#### EXERCISE BRIEF
Each line holding the word "this" counts once; give the total and nothing more.

#### EXERCISE INPUT
──────────────────────────────

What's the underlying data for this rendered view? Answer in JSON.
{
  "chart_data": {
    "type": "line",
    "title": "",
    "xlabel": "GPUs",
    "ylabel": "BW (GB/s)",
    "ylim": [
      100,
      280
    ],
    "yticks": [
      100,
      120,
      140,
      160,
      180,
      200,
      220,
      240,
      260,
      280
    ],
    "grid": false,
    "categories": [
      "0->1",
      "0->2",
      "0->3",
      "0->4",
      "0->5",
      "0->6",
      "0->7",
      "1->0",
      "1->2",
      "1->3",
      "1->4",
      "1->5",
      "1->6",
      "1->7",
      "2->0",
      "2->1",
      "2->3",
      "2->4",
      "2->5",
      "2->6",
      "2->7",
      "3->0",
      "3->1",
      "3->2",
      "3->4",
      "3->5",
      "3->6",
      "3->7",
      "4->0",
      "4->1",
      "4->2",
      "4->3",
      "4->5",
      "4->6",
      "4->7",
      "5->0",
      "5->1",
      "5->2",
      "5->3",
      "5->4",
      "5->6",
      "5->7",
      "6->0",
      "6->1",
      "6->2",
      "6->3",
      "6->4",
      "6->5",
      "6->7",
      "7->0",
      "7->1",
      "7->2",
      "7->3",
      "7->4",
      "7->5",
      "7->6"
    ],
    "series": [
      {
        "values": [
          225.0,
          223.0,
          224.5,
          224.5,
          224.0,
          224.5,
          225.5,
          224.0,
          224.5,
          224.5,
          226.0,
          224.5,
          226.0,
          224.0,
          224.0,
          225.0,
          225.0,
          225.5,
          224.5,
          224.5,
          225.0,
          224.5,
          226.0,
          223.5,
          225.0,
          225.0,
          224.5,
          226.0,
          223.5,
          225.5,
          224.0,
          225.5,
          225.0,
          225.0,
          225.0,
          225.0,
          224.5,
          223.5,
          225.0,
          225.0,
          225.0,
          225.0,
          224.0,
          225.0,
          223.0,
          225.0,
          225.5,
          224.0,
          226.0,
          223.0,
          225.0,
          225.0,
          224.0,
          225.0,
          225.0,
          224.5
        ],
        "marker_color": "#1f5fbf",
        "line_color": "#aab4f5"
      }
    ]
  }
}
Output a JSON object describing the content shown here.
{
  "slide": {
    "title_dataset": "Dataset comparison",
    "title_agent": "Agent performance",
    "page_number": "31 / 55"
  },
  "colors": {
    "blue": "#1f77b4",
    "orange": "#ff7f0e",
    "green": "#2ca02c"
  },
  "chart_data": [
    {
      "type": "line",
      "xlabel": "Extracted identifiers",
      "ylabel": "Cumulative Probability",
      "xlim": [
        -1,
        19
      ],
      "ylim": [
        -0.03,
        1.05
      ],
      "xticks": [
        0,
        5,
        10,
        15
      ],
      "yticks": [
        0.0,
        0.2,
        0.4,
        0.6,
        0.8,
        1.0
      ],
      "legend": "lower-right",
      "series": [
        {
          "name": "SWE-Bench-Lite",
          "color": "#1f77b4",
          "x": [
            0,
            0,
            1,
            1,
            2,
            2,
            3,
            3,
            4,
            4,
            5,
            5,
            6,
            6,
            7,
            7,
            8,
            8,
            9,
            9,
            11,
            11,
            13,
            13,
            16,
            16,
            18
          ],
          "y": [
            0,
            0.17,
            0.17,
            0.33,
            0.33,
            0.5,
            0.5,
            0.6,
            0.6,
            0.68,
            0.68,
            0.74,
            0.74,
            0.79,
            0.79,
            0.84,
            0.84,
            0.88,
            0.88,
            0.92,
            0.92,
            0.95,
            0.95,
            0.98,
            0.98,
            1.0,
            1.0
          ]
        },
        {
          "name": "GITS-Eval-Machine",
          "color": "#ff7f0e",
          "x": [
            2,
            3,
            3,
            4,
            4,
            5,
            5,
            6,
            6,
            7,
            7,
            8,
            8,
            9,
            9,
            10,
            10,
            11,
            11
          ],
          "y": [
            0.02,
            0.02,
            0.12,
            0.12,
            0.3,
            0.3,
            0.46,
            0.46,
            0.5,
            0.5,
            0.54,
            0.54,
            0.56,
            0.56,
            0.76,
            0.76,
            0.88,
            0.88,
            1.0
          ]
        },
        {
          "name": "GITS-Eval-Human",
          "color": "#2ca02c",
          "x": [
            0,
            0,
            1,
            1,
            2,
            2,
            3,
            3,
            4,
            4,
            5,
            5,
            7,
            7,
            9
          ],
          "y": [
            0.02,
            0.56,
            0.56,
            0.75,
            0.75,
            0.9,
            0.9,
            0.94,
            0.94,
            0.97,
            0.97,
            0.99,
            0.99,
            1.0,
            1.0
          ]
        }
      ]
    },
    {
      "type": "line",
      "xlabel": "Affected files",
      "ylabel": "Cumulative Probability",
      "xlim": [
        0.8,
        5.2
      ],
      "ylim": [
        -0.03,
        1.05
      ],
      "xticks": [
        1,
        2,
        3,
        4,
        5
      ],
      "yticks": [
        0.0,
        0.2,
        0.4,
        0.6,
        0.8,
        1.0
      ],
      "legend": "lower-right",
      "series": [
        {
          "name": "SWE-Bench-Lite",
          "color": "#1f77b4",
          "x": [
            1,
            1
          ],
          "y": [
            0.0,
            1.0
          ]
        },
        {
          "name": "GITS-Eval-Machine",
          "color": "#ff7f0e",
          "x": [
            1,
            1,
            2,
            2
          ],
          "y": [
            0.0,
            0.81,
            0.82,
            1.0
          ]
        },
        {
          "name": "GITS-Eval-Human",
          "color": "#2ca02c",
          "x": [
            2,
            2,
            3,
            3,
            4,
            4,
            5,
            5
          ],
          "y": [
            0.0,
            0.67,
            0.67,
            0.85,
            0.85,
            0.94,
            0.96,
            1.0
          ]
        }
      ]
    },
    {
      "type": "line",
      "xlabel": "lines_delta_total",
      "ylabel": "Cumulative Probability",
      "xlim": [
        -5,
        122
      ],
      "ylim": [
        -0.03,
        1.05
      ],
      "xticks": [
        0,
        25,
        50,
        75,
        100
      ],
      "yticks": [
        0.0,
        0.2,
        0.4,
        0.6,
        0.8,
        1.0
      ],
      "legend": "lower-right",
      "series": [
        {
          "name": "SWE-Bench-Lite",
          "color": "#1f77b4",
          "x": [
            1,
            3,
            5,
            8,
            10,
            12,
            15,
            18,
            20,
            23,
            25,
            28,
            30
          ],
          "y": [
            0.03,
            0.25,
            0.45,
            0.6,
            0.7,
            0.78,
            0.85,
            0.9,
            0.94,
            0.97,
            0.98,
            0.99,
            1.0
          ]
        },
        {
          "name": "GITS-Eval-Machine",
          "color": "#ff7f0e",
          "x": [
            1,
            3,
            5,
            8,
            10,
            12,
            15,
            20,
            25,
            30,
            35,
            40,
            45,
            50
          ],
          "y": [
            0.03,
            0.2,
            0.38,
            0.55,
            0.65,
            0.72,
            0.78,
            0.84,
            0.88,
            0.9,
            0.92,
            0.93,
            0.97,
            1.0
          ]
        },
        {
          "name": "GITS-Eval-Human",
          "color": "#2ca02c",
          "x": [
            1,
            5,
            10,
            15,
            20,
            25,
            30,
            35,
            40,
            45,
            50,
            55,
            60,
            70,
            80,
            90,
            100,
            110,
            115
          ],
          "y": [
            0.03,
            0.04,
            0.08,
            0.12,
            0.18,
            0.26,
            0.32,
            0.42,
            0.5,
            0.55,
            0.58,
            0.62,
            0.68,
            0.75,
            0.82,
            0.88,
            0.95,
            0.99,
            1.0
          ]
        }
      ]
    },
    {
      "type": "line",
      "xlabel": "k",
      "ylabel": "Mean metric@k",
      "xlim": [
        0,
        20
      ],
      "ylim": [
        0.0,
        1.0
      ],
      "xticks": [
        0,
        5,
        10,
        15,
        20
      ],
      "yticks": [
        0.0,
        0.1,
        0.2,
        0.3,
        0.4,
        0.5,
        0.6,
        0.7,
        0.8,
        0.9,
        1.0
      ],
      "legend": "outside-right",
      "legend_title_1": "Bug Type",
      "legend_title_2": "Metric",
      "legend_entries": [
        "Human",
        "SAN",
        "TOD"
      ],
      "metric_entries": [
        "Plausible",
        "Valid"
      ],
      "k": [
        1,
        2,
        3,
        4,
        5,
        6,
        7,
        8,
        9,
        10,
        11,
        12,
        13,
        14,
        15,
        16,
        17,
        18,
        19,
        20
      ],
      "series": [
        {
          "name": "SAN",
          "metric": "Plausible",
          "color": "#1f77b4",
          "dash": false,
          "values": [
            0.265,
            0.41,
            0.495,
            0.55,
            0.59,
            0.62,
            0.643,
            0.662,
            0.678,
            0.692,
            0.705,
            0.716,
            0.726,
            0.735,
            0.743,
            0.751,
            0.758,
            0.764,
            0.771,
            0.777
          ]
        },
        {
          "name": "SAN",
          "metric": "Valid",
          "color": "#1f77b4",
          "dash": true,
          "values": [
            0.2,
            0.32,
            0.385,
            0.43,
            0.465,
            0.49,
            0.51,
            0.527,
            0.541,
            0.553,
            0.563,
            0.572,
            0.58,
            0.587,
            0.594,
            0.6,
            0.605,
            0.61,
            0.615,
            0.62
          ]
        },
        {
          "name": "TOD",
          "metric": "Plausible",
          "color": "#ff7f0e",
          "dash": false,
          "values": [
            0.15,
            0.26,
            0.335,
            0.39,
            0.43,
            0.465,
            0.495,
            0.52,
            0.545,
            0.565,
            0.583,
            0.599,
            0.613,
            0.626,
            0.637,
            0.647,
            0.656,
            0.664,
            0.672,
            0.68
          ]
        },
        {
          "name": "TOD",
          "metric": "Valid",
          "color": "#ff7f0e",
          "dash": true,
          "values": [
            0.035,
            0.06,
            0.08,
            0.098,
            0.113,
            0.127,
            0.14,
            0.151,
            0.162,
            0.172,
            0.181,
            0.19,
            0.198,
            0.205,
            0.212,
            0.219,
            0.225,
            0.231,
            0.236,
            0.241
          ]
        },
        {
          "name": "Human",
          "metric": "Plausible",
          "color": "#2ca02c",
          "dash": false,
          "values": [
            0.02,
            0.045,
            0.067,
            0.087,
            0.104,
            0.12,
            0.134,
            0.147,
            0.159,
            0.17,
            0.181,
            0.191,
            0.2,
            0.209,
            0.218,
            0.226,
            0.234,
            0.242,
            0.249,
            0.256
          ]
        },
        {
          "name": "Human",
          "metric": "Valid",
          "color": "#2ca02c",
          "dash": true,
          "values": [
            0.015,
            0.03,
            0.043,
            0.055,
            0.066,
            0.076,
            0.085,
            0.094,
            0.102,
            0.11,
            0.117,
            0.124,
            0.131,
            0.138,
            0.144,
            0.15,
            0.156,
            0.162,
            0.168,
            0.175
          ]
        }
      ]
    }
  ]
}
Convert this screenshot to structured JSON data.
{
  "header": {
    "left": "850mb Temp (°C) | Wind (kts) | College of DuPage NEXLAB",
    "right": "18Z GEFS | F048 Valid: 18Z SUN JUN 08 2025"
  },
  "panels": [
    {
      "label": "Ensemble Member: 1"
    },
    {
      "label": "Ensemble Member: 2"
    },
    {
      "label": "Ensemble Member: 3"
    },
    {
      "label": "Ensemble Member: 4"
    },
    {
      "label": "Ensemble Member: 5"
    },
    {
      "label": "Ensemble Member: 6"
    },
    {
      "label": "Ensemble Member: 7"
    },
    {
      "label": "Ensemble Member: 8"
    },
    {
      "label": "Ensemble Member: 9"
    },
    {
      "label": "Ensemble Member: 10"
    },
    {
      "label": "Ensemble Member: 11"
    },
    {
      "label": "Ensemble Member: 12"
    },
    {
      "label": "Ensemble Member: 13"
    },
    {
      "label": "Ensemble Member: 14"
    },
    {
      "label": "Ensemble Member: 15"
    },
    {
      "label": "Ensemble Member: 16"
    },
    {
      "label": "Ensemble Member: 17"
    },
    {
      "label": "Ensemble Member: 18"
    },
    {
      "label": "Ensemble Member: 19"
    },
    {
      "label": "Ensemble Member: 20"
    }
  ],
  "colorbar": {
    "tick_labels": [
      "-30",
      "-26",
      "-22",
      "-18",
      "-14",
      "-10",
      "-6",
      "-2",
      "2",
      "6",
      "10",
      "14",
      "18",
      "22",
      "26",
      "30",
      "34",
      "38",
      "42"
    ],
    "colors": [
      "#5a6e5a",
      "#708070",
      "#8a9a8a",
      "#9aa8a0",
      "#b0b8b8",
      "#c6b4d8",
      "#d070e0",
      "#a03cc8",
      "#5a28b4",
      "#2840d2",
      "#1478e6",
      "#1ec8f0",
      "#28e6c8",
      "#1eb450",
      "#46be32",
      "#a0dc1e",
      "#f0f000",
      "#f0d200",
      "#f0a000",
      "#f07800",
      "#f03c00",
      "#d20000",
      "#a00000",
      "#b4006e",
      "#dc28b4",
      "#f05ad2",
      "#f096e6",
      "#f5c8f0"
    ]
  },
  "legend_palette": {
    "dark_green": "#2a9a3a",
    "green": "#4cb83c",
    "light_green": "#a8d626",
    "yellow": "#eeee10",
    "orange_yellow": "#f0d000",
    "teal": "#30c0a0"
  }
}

──────────────────────────────

#### EXERCISE SOLUTION
2